- **Page extract**
-.-.-

- Date: 21 January – 18 March 1989
- Countries: England Ireland France Scotland Wales

Tournament statistics
- Champions: France (9th title)
- Matches played: 10
- Tries scored: 28 (2.8 per match)
- Top point scorer: Michael Kiernan (37 points)
- Top try scorer: Serge Blanco (4 tries)

= 1989 Five Nations Championship =

Rugby union tournament

The 1989 Five Nations Championship was the 60th series of the rugby union Five Nations Championship. Including the previous incarnations as the Home Nations and Five Nations, this was the 95th series of the northern hemisphere rugby union championship. Ten matches were played over five weekends between 21 January and 18 March. France won it with three wins and one defeat (against England), while none of the other four teams was able to win the Triple Crown. England entered the final round of matches knowing that a win would give them at least a share of the championship, but were overturned in Cardiff as Wales scored their only victory of the season. Scotland also could have taken the championship had they won in France - even a draw would have been enough, thanks to England's defeat - but France won the game to seal the title.

-.-.-

- **Work instructions**
1. Condense the paragraph of the 1989 Five Nations Championship article that begins "The 1989 Five Nations Championship was the 60th series" into a short bulleted list, keeping its main facts.
2. Write a continuation of the 1989 Five Nations Championship article, starting right after its final sentence.

-.-.-

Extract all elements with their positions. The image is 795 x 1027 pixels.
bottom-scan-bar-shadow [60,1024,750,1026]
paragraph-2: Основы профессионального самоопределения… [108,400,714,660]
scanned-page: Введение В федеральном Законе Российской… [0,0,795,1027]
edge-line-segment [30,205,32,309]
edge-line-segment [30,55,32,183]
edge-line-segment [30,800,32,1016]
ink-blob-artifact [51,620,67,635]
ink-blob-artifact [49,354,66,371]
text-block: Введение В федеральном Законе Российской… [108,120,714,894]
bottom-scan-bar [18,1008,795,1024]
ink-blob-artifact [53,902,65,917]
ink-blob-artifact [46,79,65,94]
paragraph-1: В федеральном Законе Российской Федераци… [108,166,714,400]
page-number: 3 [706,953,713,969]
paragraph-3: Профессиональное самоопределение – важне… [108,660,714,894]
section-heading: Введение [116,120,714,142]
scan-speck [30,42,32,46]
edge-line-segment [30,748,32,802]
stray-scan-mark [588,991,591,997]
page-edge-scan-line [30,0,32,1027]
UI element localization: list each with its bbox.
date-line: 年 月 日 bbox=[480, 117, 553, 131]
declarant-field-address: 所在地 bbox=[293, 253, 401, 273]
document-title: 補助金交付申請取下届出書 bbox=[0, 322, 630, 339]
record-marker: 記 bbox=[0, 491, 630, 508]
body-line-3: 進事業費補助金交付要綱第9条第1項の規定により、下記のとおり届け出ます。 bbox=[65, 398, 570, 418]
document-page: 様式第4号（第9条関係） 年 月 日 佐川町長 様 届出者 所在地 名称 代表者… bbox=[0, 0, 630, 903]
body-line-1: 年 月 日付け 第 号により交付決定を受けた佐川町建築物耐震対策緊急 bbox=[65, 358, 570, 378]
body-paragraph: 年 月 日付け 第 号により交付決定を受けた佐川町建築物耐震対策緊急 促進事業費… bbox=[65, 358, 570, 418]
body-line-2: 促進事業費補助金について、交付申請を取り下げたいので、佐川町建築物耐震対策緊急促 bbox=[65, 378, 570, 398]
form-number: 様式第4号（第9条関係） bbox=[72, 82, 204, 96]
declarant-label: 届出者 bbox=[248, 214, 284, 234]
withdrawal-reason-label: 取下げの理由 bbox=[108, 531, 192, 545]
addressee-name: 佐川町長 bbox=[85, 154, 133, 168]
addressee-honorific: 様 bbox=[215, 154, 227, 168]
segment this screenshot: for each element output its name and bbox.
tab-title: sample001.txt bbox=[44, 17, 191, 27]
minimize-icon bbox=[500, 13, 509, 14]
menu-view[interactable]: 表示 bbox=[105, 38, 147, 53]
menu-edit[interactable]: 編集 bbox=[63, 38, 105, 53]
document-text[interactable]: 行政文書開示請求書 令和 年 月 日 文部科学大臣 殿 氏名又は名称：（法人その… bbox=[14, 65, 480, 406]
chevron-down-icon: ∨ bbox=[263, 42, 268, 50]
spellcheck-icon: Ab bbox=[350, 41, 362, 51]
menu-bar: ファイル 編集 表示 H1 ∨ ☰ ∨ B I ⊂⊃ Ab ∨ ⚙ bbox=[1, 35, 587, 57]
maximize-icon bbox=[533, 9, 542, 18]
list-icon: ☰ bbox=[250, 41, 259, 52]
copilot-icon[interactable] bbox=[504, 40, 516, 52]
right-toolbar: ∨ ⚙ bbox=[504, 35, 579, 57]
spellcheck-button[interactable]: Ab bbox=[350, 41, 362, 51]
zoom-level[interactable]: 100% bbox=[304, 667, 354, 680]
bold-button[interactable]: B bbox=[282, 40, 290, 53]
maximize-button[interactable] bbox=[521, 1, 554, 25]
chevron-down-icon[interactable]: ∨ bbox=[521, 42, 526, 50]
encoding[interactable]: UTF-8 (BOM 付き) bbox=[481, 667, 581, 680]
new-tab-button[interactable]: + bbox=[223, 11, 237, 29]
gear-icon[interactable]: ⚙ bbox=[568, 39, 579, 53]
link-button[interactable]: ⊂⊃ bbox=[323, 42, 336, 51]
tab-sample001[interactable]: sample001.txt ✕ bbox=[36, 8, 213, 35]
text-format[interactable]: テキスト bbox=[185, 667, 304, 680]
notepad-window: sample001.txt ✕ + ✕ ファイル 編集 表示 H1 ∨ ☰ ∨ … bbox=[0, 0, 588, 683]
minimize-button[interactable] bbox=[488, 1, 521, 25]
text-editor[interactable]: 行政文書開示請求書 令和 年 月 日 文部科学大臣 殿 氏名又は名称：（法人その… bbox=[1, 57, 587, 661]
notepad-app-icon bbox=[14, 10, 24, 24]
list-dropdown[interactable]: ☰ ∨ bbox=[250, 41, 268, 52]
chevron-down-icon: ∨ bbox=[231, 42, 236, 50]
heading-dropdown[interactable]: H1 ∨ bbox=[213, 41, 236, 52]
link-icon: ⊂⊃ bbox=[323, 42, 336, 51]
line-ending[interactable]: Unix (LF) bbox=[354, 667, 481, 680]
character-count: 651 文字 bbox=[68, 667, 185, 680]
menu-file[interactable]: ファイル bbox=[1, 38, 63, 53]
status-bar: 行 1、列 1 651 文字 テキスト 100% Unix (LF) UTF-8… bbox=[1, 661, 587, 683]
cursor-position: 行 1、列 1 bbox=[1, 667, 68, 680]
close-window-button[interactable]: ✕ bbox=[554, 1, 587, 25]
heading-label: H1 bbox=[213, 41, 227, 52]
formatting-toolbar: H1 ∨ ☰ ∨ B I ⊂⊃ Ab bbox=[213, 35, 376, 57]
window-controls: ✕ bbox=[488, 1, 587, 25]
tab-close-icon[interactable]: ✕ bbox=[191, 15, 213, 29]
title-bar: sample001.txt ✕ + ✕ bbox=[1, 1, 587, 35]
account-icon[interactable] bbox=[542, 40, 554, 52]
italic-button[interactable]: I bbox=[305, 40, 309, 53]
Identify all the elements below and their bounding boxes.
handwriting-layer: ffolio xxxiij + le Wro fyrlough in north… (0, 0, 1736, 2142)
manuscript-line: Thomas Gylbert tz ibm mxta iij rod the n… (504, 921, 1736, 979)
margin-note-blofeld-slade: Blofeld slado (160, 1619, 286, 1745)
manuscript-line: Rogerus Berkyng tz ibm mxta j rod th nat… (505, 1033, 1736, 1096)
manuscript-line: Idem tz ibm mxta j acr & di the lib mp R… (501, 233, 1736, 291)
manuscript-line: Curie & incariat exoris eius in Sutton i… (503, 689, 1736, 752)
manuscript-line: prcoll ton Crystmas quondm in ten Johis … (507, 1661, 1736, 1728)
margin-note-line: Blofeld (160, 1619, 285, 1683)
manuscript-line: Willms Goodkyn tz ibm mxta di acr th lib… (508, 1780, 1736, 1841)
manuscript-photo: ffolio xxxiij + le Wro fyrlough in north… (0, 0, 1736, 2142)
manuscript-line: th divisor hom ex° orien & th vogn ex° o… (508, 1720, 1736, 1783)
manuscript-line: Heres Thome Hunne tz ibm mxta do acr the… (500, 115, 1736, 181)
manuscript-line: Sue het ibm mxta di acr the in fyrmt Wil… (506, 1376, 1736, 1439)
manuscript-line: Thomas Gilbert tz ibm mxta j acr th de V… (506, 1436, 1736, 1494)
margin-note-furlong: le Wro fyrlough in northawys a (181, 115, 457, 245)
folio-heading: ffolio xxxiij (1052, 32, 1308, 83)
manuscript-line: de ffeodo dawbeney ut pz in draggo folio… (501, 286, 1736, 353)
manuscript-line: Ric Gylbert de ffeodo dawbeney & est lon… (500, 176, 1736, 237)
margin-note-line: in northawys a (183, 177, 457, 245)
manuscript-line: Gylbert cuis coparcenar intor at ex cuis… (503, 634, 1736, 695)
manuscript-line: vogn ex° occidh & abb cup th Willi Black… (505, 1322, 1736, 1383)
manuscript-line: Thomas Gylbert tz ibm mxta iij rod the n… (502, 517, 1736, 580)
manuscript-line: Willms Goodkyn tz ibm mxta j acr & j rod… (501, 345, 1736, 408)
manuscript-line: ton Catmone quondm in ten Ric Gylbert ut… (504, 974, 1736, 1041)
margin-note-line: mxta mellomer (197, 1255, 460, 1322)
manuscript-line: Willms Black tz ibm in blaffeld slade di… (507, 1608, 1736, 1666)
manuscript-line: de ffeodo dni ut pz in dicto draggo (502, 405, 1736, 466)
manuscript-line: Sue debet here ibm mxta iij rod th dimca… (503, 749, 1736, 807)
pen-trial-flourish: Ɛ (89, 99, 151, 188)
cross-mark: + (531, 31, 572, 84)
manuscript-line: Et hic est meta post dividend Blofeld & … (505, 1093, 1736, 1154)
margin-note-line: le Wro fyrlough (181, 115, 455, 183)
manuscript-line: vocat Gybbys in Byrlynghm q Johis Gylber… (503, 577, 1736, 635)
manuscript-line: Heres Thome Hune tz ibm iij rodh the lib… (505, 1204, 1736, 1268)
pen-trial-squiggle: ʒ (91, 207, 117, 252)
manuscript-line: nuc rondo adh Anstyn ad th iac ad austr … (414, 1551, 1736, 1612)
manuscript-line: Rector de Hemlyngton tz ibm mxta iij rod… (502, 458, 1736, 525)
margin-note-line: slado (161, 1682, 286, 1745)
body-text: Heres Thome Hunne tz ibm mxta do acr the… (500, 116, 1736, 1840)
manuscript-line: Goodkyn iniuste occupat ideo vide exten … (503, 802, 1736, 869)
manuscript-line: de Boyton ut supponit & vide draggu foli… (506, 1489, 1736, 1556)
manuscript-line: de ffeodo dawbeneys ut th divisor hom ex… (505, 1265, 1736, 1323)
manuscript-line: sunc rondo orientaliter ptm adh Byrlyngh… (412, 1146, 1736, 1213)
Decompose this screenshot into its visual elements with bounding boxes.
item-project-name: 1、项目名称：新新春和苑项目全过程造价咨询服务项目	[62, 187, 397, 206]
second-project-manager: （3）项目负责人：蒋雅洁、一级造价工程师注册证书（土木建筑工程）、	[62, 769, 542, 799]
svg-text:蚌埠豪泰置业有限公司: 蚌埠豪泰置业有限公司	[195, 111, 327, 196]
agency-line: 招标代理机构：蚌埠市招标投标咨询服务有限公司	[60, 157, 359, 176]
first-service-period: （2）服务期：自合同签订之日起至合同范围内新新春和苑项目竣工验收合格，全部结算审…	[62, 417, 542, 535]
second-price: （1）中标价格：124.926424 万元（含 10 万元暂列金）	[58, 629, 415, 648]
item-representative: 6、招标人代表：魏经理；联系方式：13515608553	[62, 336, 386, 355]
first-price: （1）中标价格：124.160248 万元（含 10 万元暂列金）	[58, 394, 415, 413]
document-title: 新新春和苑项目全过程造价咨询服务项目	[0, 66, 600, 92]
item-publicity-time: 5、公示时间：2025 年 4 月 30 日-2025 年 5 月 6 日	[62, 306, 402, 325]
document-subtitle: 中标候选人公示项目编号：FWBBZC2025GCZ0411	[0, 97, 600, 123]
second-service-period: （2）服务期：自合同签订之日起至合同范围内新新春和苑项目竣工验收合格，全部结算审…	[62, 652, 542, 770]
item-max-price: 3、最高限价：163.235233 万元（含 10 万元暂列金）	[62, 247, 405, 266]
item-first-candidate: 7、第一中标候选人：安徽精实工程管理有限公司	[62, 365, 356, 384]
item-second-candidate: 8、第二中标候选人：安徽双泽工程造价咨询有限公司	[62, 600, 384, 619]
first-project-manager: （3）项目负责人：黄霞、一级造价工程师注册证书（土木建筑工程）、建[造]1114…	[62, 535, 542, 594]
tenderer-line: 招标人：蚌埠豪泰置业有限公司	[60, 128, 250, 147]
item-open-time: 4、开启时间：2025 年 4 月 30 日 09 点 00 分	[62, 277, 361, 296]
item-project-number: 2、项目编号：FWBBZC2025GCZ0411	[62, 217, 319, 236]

-.-.-

- **Answers for the exercise**
1.
- The 1989 Five Nations Championship was the 60th Five Nations series, or the 95th counting the earlier Home Nations and Five Nations incarnations.
- Ten matches were played over five weekends from 21 January to 18 March.
- France won the title with three wins and one defeat, against England.
- None of the other four teams won the Triple Crown.
- England needed a win in the final round to share the title at least, but lost in Cardiff to Wales, who won only that game all season.
- Scotland could have taken the title with a win or even a draw in France, but France won to clinch the championship.

2.
==Participants==
The teams involved were:

| Nation | Venue | City | Head coach | Captain |
|---|---|---|---|---|
| England | Twickenham | London | Geoff Cooke | Will Carling |
| France | Parc des Princes | Paris | Jacques Fouroux | Pierre Berbizier |
| Ireland | Lansdowne Road | Dublin | Jim Davidson | Phillip Matthews |
| Scotland | Murrayfield | Edinburgh | Ian McGeechan | Finlay Calder |
| Wales | National Stadium | Cardiff | John Ryan | Paul Thorburn |

==Table==

| Pos | Team | Pld | W | D | L | PF | PA | PD | Pts |
|---|---|---|---|---|---|---|---|---|---|
| 1 | France | 4 | 3 | 0 | 1 | 76 | 47 | +29 | 6 |
| 2 | England | 4 | 2 | 1 | 1 | 48 | 27 | +21 | 5 |
| 2 | Scotland | 4 | 2 | 1 | 1 | 75 | 59 | +16 | 5 |
| 4 | Ireland | 4 | 1 | 0 | 3 | 64 | 92 | −28 | 2 |
| 4 | Wales | 4 | 1 | 0 | 3 | 44 | 82 | −38 | 2 |

==Results==

----

- This is the first draw in the Five Nations since 1985 (Ireland 15–15 France)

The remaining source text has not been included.